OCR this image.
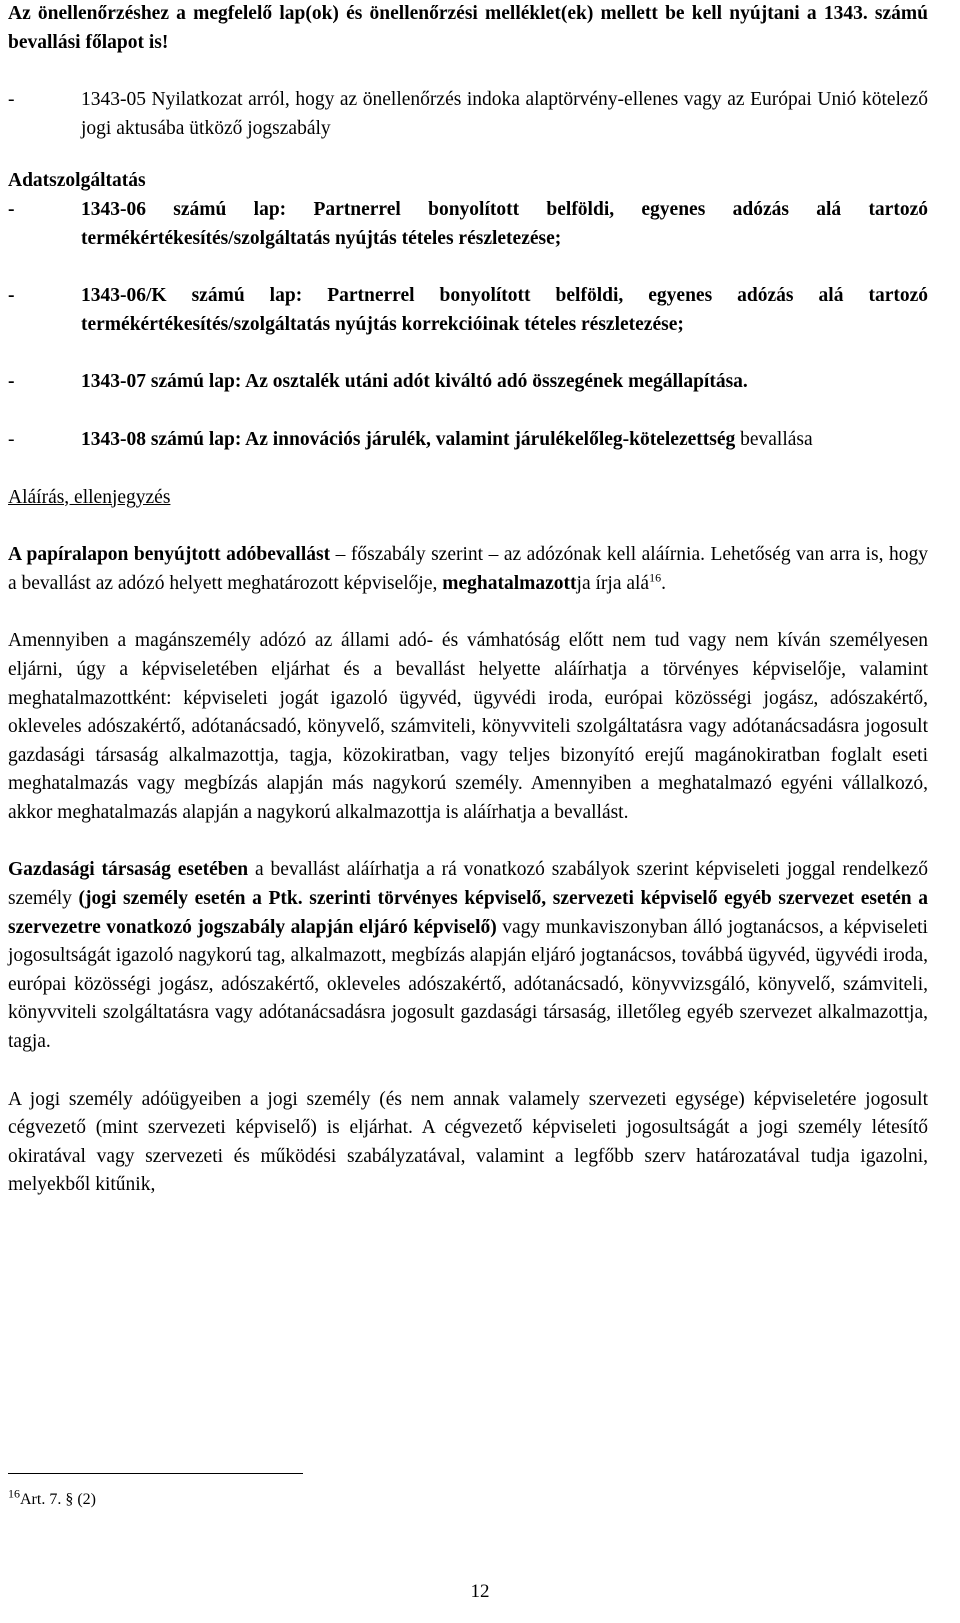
Az önellenőrzéshez a megfelelő lap(ok) és önellenőrzési melléklet(ek) mellett be kell nyújtani a 1343. számú bevallási főlapot is!

-	1343-05 Nyilatkozat arról, hogy az önellenőrzés indoka alaptörvény-ellenes vagy az Európai Unió kötelező jogi aktusába ütköző jogszabály

Adatszolgáltatás

-	1343-06 számú lap: Partnerrel bonyolított belföldi, egyenes adózás alá tartozó termékértékesítés/szolgáltatás nyújtás tételes részletezése;

-	1343-06/K számú lap: Partnerrel bonyolított belföldi, egyenes adózás alá tartozó termékértékesítés/szolgáltatás nyújtás korrekcióinak tételes részletezése;

-	1343-07 számú lap: Az osztalék utáni adót kiváltó adó összegének megállapítása.

-	1343-08 számú lap: Az innovációs járulék, valamint járulékelőleg-kötelezettség bevallása

Aláírás, ellenjegyzés

A papíralapon benyújtott adóbevallást – főszabály szerint – az adózónak kell aláírnia. Lehetőség van arra is, hogy a bevallást az adózó helyett meghatározott képviselője, meghatalmazottja írja alá$^{16}$.

Amennyiben a magánszemély adózó az állami adó- és vámhatóság előtt nem tud vagy nem kíván személyesen eljárni, úgy a képviseletében eljárhat és a bevallást helyette aláírhatja a törvényes képviselője, valamint meghatalmazottként: képviseleti jogát igazoló ügyvéd, ügyvédi iroda, európai közösségi jogász, adószakértő, okleveles adószakértő, adótanácsadó, könyvelő, számviteli, könyvviteli szolgáltatásra vagy adótanácsadásra jogosult gazdasági társaság alkalmazottja, tagja, közokiratban, vagy teljes bizonyító erejű magánokiratban foglalt eseti meghatalmazás vagy megbízás alapján más nagykorú személy. Amennyiben a meghatalmazó egyéni vállalkozó, akkor meghatalmazás alapján a nagykorú alkalmazottja is aláírhatja a bevallást.

Gazdasági társaság esetében a bevallást aláírhatja a rá vonatkozó szabályok szerint képviseleti joggal rendelkező személy (jogi személy esetén a Ptk. szerinti törvényes képviselő, szervezeti képviselő egyéb szervezet esetén a szervezetre vonatkozó jogszabály alapján eljáró képviselő) vagy munkaviszonyban álló jogtanácsos, a képviseleti jogosultságát igazoló nagykorú tag, alkalmazott, megbízás alapján eljáró jogtanácsos, továbbá ügyvéd, ügyvédi iroda, európai közösségi jogász, adószakértő, okleveles adószakértő, adótanácsadó, könyvvizsgáló, könyvelő, számviteli, könyvviteli szolgáltatásra vagy adótanácsadásra jogosult gazdasági társaság, illetőleg egyéb szervezet alkalmazottja, tagja.

A jogi személy adóügyeiben a jogi személy (és nem annak valamely szervezeti egysége) képviseletére jogosult cégvezető (mint szervezeti képviselő) is eljárhat. A cégvezető képviseleti jogosultságát a jogi személy létesítő okiratával vagy szervezeti és működési szabályzatával, valamint a legfőbb szerv határozatával tudja igazolni, melyekből kitűnik,

$^{16}$Art. 7. § (2)
12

- - - - - - -

Skip the pictures and transcribe the rest of the records exactly.

Problem solution.
OCR this image.
Az önellenőrzéshez a megfelelő lap(ok) és önellenőrzési melléklet(ek) mellett be kell nyújtani a 1343. számú bevallási főlapot is!

-	1343-05 Nyilatkozat arról, hogy az önellenőrzés indoka alaptörvény-ellenes vagy az Európai Unió kötelező jogi aktusába ütköző jogszabály

Adatszolgáltatás

-	1343-06 számú lap: Partnerrel bonyolított belföldi, egyenes adózás alá tartozó termékértékesítés/szolgáltatás nyújtás tételes részletezése;

-	1343-06/K számú lap: Partnerrel bonyolított belföldi, egyenes adózás alá tartozó termékértékesítés/szolgáltatás nyújtás korrekcióinak tételes részletezése;

-	1343-07 számú lap: Az osztalék utáni adót kiváltó adó összegének megállapítása.

-	1343-08 számú lap: Az innovációs járulék, valamint járulékelőleg-kötelezettség bevallása

Aláírás, ellenjegyzés

A papíralapon benyújtott adóbevallást – főszabály szerint – az adózónak kell aláírnia. Lehetőség van arra is, hogy a bevallást az adózó helyett meghatározott képviselője, meghatalmazottja írja alá$^{16}$.

Amennyiben a magánszemély adózó az állami adó- és vámhatóság előtt nem tud vagy nem kíván személyesen eljárni, úgy a képviseletében eljárhat és a bevallást helyette aláírhatja a törvényes képviselője, valamint meghatalmazottként: képviseleti jogát igazoló ügyvéd, ügyvédi iroda, európai közösségi jogász, adószakértő, okleveles adószakértő, adótanácsadó, könyvelő, számviteli, könyvviteli szolgáltatásra vagy adótanácsadásra jogosult gazdasági társaság alkalmazottja, tagja, közokiratban, vagy teljes bizonyító erejű magánokiratban foglalt eseti meghatalmazás vagy megbízás alapján más nagykorú személy. Amennyiben a meghatalmazó egyéni vállalkozó, akkor meghatalmazás alapján a nagykorú alkalmazottja is aláírhatja a bevallást.

Gazdasági társaság esetében a bevallást aláírhatja a rá vonatkozó szabályok szerint képviseleti joggal rendelkező személy (jogi személy esetén a Ptk. szerinti törvényes képviselő, szervezeti képviselő egyéb szervezet esetén a szervezetre vonatkozó jogszabály alapján eljáró képviselő) vagy munkaviszonyban álló jogtanácsos, a képviseleti jogosultságát igazoló nagykorú tag, alkalmazott, megbízás alapján eljáró jogtanácsos, továbbá ügyvéd, ügyvédi iroda, európai közösségi jogász, adószakértő, okleveles adószakértő, adótanácsadó, könyvvizsgáló, könyvelő, számviteli, könyvviteli szolgáltatásra vagy adótanácsadásra jogosult gazdasági társaság, illetőleg egyéb szervezet alkalmazottja, tagja.

A jogi személy adóügyeiben a jogi személy (és nem annak valamely szervezeti egysége) képviseletére jogosult cégvezető (mint szervezeti képviselő) is eljárhat. A cégvezető képviseleti jogosultságát a jogi személy létesítő okiratával vagy szervezeti és működési szabályzatával, valamint a legfőbb szerv határozatával tudja igazolni, melyekből kitűnik,

$^{16}$Art. 7. § (2)
12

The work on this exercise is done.